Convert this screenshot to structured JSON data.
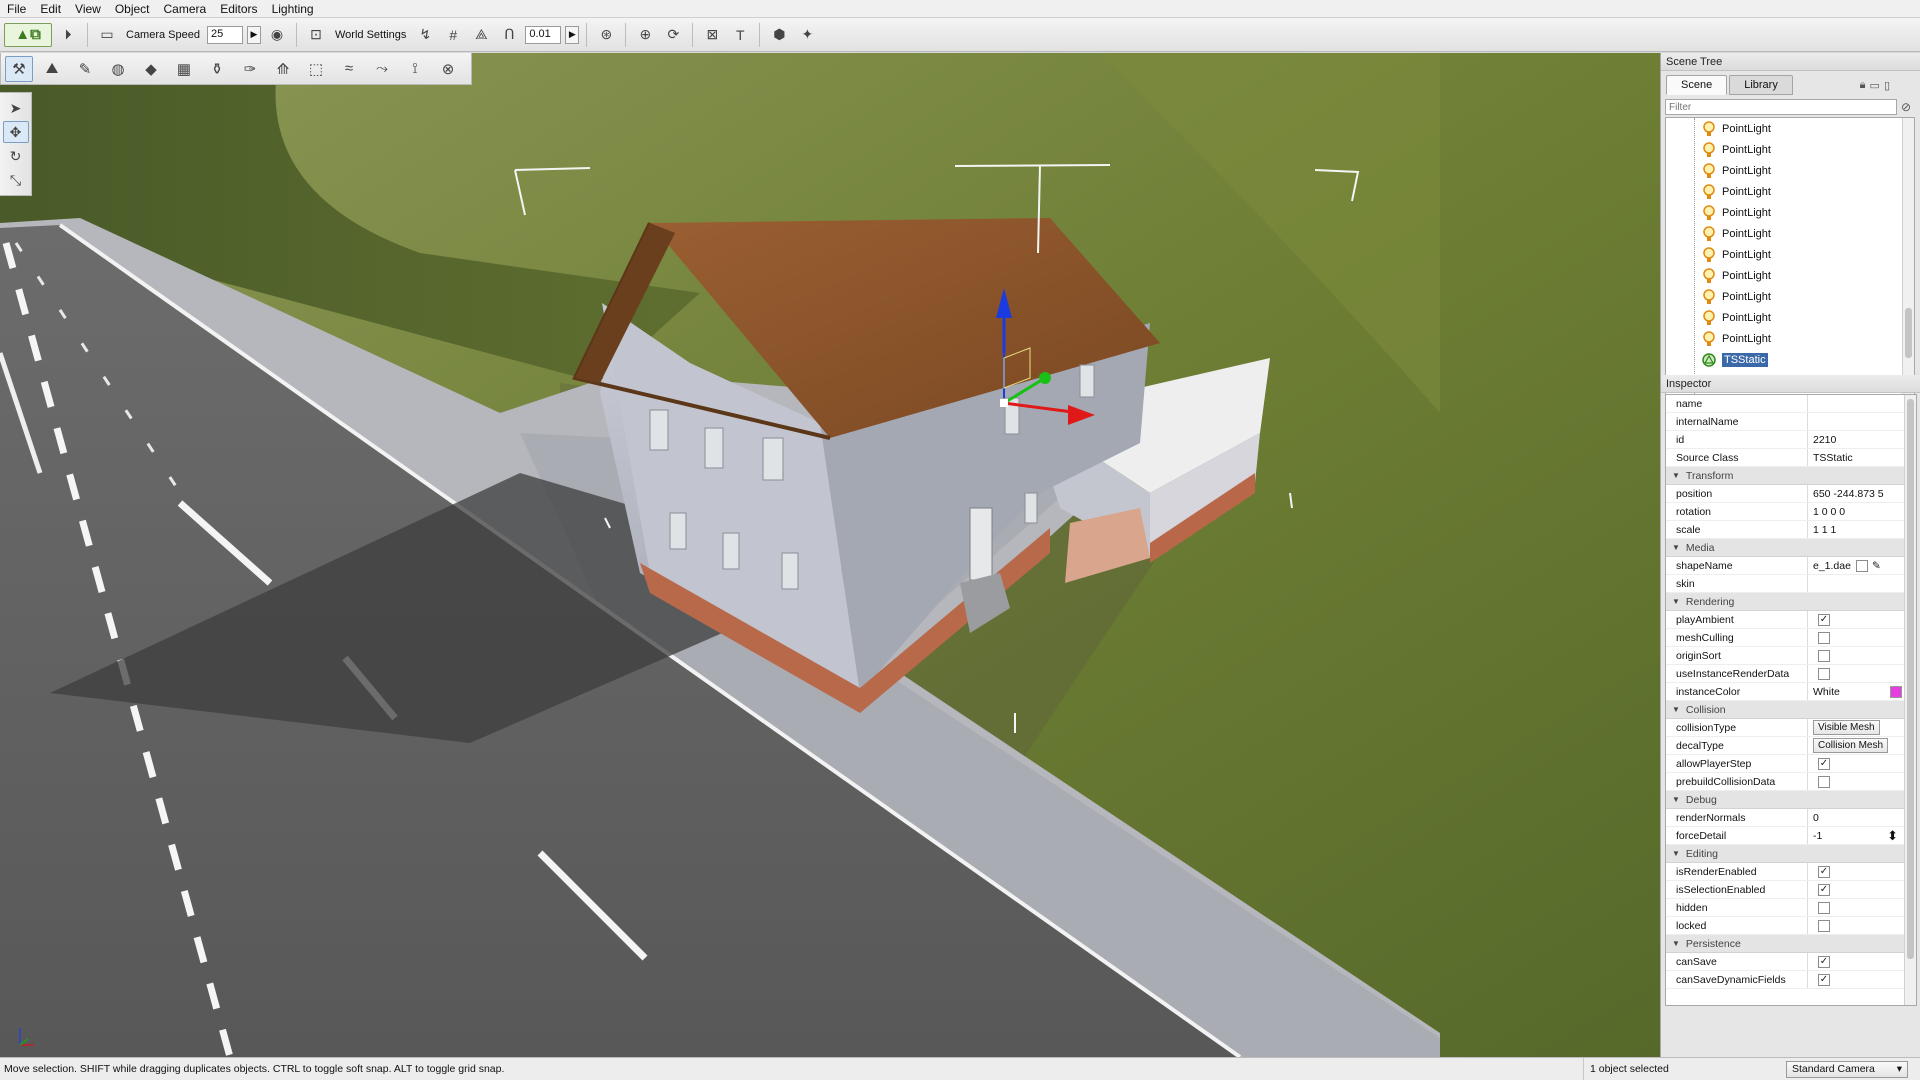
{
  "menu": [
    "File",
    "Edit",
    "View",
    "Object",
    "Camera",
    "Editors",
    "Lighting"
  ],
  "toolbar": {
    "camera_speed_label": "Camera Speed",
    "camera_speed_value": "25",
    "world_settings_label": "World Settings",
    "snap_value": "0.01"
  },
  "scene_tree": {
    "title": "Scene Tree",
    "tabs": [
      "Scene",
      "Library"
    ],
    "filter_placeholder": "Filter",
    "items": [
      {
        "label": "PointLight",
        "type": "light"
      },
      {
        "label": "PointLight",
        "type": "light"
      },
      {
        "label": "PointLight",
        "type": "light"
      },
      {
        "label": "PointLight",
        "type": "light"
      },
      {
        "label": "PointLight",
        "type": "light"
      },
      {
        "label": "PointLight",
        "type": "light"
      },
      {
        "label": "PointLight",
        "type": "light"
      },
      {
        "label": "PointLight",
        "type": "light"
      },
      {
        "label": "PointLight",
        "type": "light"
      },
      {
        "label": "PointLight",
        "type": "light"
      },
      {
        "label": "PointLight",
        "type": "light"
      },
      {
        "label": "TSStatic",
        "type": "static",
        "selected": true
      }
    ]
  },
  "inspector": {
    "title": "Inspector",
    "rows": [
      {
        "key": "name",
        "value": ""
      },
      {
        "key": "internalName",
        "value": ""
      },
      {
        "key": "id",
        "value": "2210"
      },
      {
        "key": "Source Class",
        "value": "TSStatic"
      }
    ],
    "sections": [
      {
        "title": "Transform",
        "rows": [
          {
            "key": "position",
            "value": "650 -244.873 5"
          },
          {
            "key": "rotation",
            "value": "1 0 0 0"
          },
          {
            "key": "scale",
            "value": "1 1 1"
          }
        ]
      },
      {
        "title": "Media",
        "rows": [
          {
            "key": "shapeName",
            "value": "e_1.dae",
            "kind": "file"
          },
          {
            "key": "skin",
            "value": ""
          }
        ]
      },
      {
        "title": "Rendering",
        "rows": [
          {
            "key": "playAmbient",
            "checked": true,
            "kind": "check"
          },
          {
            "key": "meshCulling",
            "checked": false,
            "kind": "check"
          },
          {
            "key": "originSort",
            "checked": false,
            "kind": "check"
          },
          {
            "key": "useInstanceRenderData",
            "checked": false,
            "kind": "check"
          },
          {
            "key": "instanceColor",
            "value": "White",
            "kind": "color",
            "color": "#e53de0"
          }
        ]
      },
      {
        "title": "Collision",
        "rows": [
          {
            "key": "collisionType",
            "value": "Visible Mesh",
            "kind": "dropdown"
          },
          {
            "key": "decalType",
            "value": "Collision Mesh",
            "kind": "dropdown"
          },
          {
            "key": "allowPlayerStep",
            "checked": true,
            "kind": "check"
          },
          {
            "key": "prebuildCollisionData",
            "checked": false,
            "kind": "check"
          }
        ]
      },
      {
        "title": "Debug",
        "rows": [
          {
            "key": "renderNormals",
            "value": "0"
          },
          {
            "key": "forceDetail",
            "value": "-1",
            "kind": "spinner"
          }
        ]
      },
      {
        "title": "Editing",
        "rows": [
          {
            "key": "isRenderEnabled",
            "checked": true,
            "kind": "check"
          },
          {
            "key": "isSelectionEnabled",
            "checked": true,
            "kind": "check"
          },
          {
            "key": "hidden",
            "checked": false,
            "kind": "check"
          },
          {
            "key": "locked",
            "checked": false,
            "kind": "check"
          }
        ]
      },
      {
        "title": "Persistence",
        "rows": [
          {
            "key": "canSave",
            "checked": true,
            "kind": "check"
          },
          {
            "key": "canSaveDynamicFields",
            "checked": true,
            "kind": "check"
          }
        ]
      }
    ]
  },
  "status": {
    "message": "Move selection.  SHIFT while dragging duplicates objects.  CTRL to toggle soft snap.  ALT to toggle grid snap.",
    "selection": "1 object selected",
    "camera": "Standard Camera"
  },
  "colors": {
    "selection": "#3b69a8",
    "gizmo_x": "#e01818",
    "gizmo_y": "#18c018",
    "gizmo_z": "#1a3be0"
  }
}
--
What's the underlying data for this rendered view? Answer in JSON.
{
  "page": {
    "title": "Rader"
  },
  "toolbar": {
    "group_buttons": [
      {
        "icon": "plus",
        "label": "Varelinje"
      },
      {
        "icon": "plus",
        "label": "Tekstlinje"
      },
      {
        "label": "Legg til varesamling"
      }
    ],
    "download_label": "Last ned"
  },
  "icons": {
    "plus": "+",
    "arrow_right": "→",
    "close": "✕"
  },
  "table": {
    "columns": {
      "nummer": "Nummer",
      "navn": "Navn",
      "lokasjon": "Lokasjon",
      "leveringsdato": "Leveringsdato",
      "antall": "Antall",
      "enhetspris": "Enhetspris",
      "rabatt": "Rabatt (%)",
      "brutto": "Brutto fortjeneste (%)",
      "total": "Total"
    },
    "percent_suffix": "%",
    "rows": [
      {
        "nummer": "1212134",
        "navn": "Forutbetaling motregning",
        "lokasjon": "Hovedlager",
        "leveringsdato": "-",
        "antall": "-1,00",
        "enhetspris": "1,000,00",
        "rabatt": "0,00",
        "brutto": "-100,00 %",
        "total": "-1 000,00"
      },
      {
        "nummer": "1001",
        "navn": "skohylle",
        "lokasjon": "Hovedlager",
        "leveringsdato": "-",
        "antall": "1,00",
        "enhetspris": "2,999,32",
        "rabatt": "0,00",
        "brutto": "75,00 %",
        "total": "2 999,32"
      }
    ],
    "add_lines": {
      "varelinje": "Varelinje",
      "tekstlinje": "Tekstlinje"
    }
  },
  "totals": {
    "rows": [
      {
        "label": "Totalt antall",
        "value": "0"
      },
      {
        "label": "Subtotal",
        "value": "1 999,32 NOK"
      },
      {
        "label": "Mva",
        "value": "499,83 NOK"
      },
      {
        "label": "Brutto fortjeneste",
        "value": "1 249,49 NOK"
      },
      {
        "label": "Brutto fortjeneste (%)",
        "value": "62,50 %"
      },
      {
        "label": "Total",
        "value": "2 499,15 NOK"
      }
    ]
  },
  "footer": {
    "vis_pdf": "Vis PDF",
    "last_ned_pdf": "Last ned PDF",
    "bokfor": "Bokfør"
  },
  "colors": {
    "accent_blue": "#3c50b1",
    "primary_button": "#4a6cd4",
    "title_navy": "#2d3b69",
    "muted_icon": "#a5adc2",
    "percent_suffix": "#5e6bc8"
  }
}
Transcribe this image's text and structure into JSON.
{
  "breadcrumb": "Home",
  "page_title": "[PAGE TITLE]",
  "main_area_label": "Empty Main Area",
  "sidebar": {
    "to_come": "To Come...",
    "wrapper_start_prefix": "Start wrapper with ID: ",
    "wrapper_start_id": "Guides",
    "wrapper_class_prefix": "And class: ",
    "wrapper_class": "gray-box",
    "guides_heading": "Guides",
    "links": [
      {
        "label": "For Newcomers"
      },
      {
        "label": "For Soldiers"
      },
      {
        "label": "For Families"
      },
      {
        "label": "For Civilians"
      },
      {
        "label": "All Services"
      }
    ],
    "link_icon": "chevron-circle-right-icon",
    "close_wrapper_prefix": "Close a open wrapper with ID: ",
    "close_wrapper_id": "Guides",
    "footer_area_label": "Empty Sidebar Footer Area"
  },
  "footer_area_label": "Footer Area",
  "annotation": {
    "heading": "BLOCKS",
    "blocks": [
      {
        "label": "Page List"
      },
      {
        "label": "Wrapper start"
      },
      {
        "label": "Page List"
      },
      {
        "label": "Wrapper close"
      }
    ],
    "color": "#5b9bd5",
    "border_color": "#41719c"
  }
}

[Set problem] Give solely the number of lines in the data that contain the string "antall".

[The output] 4